═══ Entries shown

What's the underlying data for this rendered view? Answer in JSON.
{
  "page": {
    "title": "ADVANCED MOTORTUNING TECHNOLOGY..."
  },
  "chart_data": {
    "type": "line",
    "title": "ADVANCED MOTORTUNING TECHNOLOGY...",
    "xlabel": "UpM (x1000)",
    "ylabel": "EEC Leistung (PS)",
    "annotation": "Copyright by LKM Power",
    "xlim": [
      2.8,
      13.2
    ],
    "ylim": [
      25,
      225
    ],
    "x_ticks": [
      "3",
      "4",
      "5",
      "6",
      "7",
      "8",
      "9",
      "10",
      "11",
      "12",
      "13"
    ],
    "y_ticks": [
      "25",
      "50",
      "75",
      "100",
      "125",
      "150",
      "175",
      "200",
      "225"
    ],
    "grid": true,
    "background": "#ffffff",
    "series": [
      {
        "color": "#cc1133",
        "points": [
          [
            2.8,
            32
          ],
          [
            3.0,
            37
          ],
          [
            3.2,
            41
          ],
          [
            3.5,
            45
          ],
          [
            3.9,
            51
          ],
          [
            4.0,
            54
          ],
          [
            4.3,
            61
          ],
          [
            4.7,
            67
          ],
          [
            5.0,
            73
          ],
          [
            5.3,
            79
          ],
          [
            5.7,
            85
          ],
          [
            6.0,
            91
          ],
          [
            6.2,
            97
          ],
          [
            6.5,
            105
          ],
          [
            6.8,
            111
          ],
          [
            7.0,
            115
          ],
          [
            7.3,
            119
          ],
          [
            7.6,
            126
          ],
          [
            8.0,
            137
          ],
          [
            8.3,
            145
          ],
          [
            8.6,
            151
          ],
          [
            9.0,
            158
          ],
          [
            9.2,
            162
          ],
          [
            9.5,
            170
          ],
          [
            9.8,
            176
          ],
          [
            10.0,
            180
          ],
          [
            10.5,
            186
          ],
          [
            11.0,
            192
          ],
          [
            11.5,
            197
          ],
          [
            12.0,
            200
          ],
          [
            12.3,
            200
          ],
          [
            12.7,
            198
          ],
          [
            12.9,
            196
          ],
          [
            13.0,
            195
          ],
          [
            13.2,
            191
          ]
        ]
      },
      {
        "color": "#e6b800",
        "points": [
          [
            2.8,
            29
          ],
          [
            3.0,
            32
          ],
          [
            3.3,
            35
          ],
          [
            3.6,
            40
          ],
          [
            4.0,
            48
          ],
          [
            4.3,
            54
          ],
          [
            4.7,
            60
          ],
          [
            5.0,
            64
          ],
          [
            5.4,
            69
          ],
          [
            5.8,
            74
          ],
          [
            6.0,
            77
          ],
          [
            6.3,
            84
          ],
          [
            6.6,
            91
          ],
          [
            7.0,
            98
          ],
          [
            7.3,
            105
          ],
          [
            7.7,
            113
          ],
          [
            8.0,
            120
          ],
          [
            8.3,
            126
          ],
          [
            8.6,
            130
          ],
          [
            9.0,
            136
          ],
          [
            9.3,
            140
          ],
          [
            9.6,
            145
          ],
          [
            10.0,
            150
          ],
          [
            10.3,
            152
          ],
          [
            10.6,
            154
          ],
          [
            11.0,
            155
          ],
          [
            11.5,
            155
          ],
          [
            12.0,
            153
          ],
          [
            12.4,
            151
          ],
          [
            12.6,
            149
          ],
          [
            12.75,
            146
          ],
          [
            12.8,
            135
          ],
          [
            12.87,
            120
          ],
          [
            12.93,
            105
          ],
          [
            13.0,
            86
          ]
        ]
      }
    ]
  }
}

══════

> **Problem statement**:
Go over the records above and tally each line that includes "MOTORTUNING". Give the total by itself.

> **Task response**:
2